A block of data
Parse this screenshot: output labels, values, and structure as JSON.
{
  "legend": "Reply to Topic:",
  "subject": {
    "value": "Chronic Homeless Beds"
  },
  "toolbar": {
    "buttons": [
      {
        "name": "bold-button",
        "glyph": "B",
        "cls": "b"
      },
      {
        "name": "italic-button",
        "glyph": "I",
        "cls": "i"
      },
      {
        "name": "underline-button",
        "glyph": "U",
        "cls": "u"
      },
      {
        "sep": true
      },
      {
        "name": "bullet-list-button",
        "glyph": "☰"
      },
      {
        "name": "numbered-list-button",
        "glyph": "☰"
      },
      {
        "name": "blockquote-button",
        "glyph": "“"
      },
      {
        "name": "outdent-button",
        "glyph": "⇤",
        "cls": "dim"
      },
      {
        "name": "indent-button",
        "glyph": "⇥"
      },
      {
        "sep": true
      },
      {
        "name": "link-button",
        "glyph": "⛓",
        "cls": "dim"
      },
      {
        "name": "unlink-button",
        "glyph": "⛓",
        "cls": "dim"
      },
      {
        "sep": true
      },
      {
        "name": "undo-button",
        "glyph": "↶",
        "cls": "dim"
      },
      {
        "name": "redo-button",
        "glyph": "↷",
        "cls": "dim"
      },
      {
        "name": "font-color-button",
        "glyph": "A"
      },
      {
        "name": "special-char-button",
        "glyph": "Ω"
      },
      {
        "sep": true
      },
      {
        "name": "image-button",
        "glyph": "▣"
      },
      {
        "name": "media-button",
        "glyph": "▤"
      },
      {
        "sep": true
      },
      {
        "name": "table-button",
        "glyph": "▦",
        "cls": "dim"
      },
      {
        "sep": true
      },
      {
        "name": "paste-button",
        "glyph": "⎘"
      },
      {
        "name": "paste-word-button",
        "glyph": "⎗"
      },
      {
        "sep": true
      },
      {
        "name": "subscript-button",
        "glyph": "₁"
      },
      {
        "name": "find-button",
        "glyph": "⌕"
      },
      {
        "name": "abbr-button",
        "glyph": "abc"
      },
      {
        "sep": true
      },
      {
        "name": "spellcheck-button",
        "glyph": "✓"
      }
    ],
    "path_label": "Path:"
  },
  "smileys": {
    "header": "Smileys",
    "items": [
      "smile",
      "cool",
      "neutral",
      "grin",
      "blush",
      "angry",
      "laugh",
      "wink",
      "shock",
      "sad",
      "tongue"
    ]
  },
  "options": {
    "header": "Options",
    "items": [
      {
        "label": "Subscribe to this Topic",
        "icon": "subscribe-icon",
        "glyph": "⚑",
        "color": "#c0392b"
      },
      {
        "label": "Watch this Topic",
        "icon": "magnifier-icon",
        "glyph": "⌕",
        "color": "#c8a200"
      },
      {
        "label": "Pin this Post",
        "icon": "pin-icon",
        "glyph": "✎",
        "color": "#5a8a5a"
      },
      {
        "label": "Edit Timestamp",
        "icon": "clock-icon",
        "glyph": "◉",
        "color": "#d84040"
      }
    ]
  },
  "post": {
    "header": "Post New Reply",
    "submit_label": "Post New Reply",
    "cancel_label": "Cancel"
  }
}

### What needs to be done
Look through the entries above for the word "this". Copy every line where it shows up.

### Correct output
Parse this screenshot: output labels, values, and structure as JSON.
        "label": "Subscribe to this Topic",
        "label": "Watch this Topic",
        "label": "Pin this Post",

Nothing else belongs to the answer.